(begin)

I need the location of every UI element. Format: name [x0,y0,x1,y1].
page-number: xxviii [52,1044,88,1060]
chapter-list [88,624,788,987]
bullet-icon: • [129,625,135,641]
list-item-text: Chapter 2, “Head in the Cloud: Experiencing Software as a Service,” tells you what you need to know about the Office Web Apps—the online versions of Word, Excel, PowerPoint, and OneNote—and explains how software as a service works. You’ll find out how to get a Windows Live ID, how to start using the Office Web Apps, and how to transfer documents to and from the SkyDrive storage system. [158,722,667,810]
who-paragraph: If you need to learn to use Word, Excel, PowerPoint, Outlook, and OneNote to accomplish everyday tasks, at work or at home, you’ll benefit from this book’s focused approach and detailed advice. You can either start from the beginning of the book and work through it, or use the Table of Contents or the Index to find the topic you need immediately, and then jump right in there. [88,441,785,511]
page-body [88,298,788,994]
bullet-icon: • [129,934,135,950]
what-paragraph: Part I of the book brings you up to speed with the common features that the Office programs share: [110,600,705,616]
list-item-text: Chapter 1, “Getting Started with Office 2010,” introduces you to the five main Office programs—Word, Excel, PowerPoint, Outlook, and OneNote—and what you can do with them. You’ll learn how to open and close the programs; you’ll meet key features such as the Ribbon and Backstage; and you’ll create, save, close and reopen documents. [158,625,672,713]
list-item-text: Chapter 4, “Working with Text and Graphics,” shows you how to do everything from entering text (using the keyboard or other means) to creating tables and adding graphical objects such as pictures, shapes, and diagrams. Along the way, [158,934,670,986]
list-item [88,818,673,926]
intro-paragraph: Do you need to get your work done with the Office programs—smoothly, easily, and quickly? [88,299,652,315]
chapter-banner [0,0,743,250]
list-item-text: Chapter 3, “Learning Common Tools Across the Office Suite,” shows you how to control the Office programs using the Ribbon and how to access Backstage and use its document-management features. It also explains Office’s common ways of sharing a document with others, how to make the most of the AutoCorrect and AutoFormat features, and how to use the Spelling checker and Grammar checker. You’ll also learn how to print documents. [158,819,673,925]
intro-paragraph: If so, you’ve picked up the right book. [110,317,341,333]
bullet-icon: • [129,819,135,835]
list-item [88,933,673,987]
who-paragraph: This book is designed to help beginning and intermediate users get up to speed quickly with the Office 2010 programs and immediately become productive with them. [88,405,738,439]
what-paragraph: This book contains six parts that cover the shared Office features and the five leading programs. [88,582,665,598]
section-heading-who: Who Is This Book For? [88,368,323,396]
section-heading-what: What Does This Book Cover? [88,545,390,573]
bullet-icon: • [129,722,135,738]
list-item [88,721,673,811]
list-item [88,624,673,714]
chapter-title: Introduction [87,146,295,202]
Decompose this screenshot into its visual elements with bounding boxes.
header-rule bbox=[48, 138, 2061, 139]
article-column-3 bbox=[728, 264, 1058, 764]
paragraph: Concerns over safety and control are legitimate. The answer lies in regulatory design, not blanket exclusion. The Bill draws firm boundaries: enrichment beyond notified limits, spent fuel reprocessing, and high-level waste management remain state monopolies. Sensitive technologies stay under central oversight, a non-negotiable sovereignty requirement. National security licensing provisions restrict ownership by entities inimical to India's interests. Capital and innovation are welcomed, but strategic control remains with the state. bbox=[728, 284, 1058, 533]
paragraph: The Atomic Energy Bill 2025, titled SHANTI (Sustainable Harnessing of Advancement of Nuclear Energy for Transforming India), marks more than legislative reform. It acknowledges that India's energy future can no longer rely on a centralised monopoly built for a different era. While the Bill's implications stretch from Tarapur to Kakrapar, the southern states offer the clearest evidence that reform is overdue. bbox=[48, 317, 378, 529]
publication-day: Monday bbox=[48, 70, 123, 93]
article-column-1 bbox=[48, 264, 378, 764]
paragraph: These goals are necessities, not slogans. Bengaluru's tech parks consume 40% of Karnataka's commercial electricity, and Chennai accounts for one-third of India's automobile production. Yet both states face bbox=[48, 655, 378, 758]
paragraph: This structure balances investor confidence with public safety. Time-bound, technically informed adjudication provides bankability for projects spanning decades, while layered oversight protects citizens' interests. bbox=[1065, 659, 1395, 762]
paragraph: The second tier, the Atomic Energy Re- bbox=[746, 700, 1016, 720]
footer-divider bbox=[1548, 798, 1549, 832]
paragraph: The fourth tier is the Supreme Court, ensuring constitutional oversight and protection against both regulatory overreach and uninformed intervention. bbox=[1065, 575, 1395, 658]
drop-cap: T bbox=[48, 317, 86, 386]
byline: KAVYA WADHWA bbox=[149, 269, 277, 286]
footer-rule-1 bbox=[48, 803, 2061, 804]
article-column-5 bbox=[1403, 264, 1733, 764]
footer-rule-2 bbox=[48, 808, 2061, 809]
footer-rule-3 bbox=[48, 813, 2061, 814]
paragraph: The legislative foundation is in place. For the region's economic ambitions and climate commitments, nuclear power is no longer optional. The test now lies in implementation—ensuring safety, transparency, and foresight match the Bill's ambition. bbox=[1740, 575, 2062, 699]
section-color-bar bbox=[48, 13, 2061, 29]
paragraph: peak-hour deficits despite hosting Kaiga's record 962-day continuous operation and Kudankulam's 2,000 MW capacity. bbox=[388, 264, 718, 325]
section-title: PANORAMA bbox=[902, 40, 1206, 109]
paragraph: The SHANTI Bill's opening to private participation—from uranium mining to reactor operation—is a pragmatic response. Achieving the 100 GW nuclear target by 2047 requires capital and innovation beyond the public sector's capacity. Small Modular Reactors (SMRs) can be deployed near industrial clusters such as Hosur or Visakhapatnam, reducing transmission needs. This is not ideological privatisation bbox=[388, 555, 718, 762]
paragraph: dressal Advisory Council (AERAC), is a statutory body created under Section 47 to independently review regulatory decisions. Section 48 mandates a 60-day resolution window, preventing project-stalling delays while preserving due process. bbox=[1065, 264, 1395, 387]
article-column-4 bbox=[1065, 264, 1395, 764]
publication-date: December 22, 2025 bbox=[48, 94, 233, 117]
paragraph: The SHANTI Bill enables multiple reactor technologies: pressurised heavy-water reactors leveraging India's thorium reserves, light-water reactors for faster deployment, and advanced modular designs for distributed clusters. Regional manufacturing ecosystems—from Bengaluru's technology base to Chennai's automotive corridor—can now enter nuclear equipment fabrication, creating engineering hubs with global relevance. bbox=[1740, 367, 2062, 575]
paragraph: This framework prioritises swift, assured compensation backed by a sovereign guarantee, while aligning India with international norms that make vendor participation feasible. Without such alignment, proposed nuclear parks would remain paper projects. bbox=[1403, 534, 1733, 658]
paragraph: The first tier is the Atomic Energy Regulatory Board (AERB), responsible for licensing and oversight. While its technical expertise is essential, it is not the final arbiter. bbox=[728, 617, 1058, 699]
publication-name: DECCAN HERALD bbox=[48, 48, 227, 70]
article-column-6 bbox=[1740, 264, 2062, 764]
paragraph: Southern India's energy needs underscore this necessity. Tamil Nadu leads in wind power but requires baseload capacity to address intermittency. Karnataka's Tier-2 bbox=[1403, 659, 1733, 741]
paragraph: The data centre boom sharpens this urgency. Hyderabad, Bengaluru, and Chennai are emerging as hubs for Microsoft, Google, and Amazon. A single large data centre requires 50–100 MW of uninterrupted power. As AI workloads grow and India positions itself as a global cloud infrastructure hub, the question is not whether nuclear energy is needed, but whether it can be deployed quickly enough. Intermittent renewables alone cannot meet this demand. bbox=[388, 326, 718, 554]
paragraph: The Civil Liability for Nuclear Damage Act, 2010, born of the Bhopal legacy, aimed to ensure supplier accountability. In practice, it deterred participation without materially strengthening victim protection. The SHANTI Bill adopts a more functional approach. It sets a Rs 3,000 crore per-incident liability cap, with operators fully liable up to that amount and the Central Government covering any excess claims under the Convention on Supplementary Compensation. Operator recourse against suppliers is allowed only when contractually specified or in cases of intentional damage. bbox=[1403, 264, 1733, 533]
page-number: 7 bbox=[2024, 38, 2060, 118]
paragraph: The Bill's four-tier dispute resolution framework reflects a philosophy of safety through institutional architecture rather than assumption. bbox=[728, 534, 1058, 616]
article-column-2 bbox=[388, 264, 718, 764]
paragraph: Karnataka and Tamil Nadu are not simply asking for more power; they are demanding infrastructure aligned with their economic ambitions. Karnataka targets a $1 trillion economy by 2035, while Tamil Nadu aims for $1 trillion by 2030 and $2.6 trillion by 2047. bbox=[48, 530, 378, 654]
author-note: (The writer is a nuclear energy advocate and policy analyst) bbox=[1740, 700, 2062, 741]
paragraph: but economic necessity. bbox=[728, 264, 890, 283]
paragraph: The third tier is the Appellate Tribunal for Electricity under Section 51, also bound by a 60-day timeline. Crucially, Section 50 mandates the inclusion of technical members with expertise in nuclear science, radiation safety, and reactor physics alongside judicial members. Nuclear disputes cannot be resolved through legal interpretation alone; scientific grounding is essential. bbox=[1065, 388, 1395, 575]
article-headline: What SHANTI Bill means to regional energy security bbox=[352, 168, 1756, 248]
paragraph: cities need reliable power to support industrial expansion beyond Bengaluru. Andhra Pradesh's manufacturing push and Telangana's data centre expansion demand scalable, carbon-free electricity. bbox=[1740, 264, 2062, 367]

(end)

--- Objective ---
Reproduce word for word the data from its first line up to and including the line with "bullet-icon: • [129,625,135,641]".

--- Answer for the task ---
I need the location of every UI element. Format: name [x0,y0,x1,y1].
page-number: xxviii [52,1044,88,1060]
chapter-list [88,624,788,987]
bullet-icon: • [129,625,135,641]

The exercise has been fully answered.